Exercise description = List every line from the entries below that contains the word "heading", matching case exactly.

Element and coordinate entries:

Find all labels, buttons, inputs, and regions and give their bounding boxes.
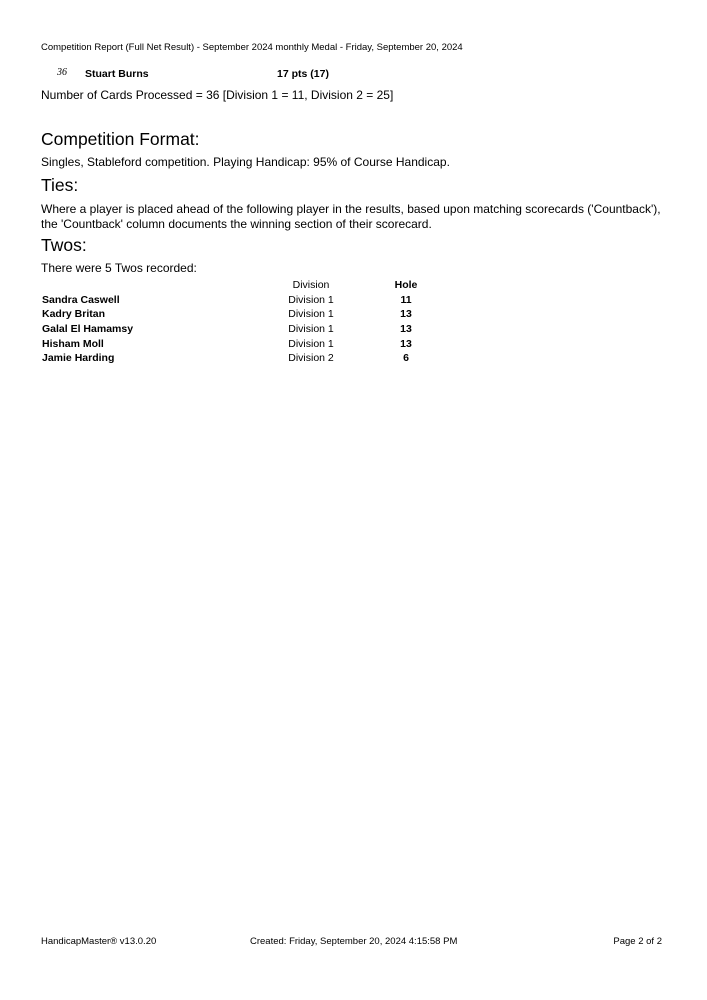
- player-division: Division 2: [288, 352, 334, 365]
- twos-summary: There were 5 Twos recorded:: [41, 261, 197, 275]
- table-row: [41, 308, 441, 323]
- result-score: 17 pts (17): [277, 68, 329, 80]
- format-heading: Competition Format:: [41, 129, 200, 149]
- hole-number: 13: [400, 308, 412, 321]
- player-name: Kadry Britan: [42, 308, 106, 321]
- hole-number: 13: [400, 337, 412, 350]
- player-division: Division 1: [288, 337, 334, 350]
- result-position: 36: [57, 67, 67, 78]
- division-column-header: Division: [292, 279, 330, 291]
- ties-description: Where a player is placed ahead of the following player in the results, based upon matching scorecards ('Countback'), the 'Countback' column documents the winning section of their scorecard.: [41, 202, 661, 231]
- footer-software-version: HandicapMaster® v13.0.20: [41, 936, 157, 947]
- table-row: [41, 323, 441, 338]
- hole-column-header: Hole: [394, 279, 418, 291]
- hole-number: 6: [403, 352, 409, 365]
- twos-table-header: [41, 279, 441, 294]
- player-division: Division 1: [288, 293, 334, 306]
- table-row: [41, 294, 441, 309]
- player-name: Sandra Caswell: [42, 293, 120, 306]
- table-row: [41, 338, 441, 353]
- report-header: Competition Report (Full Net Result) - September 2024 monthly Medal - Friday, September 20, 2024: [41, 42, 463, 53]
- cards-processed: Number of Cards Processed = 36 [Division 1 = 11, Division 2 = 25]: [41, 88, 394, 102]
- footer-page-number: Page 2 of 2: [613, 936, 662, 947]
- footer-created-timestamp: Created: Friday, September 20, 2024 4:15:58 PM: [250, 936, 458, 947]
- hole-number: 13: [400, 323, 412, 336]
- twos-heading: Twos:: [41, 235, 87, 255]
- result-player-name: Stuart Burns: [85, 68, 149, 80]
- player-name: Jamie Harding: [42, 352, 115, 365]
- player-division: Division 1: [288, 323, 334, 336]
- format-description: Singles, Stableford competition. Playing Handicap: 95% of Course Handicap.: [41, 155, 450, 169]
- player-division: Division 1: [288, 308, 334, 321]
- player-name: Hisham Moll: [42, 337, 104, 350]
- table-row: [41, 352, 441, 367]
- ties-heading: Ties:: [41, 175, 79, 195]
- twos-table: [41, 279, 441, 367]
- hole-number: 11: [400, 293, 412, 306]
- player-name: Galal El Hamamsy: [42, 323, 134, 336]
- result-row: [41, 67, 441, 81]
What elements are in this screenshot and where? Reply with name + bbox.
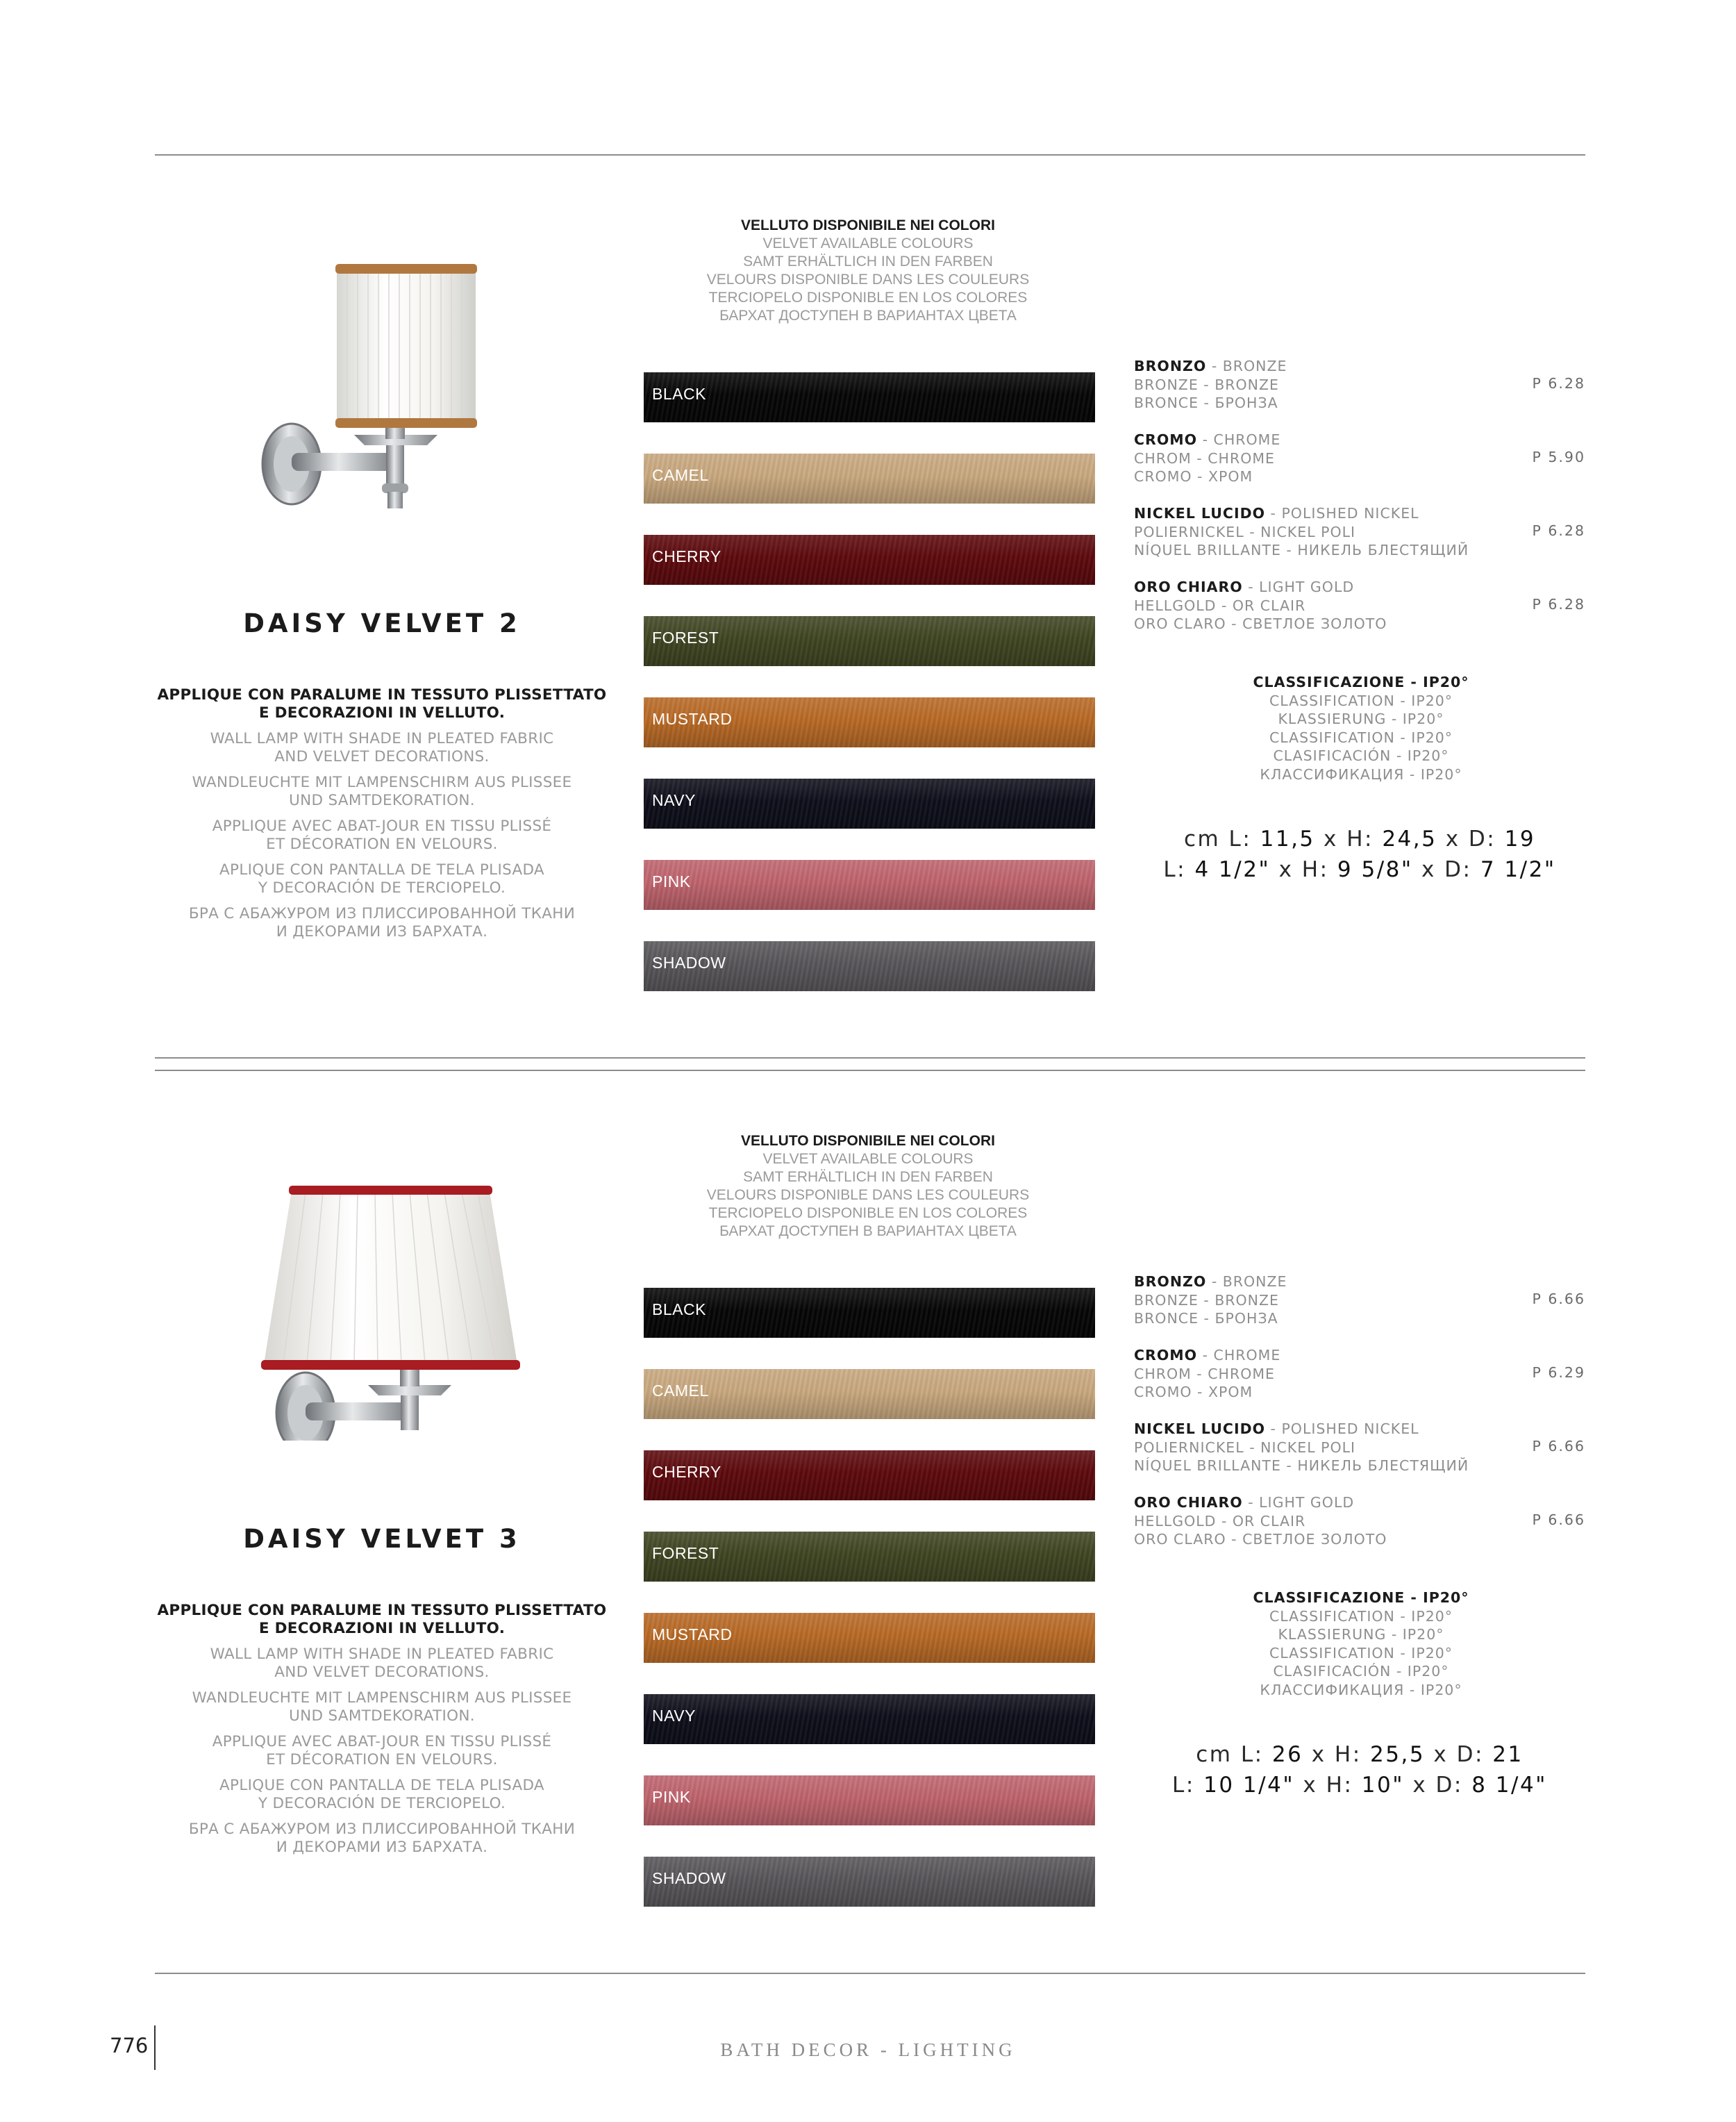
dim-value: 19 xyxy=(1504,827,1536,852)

Task response =
- format-heading: Competition Format:: [41, 129, 200, 149]
- twos-heading: Twos:: [41, 235, 87, 255]
- ties-heading: Ties:: [41, 175, 79, 195]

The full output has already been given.